- Records provided -
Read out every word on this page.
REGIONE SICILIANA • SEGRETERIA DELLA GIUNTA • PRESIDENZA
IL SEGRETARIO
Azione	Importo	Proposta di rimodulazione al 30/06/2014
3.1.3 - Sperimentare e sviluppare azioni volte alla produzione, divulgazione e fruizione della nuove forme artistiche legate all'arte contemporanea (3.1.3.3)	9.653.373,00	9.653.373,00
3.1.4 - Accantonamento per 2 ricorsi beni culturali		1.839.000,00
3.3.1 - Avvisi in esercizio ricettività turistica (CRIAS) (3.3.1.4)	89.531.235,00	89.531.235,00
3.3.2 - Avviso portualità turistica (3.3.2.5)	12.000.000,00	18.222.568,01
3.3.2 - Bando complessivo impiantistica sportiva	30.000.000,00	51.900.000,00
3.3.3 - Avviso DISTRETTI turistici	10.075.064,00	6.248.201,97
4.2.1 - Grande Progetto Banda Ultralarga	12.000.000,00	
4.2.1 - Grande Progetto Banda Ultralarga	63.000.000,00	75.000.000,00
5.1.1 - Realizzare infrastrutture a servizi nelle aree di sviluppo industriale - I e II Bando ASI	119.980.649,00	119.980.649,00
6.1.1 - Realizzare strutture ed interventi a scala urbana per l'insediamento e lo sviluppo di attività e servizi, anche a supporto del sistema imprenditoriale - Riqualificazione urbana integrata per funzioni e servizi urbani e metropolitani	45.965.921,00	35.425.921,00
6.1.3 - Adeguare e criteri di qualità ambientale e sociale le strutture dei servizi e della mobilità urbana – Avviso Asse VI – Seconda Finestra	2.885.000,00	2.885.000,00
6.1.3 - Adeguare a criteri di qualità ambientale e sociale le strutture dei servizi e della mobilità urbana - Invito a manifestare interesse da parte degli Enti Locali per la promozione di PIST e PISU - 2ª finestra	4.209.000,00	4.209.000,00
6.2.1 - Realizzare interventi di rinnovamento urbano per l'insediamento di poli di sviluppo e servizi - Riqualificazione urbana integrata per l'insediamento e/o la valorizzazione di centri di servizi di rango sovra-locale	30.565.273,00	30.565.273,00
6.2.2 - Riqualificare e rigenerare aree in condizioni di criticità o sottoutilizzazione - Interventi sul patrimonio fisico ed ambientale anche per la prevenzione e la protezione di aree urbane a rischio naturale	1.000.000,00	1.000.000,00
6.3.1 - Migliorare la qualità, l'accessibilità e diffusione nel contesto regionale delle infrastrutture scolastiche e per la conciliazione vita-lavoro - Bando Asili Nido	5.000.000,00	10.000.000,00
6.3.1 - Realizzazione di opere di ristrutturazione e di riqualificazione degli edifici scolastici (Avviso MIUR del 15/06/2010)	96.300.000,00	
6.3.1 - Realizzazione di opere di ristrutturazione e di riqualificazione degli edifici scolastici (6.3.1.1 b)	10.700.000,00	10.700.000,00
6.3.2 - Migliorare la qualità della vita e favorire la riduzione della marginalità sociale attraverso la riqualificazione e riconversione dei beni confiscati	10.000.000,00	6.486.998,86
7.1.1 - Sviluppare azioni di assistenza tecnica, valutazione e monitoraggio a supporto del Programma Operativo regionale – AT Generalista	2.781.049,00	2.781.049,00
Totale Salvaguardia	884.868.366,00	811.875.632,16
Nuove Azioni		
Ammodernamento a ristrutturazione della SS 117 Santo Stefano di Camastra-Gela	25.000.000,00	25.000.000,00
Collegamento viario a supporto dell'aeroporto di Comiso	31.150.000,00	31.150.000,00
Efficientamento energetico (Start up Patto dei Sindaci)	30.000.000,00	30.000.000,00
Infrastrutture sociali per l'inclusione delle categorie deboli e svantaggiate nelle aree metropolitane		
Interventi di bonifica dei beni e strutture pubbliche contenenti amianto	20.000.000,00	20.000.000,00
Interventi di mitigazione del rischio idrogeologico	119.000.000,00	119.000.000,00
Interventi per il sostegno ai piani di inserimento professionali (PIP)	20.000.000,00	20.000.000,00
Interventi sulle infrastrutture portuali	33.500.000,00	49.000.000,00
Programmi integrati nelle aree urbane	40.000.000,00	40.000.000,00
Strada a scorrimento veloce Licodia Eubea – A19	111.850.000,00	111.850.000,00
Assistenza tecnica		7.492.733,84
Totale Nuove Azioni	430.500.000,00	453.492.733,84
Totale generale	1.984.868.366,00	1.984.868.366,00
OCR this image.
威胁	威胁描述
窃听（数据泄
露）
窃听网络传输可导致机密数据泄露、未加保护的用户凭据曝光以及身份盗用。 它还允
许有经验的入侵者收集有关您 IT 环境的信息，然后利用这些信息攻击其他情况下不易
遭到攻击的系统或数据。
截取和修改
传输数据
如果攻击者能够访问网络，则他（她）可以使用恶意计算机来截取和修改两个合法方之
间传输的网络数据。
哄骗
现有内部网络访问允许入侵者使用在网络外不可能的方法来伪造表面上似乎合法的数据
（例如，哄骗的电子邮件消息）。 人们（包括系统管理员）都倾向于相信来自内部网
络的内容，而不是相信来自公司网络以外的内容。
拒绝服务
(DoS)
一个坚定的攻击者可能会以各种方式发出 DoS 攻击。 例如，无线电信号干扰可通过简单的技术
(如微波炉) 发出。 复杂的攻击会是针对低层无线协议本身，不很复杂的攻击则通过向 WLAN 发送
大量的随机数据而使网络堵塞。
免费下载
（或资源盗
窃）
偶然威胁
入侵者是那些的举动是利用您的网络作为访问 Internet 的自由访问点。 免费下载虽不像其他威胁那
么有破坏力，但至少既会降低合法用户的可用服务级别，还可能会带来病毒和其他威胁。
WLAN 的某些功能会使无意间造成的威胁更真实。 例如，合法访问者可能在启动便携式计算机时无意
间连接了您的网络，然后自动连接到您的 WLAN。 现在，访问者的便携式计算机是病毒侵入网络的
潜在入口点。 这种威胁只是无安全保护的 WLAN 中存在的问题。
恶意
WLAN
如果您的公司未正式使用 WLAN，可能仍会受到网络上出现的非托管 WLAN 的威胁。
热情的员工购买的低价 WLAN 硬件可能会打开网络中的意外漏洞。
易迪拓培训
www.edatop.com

- Aim of the task -
Copy each line of the listing in which the word "anche" can be found.

- Full solution -
6.1.1 - Realizzare strutture ed interventi a scala urbana per l'insediamento e lo sviluppo di attività e servizi, anche a supporto del sistema imprenditoriale - Riqualificazione urbana integrata per funzioni e servizi urbani e metropolitani	45.965.921,00	35.425.921,00
6.2.2 - Riqualificare e rigenerare aree in condizioni di criticità o sottoutilizzazione - Interventi sul patrimonio fisico ed ambientale anche per la prevenzione e la protezione di aree urbane a rischio naturale	1.000.000,00	1.000.000,00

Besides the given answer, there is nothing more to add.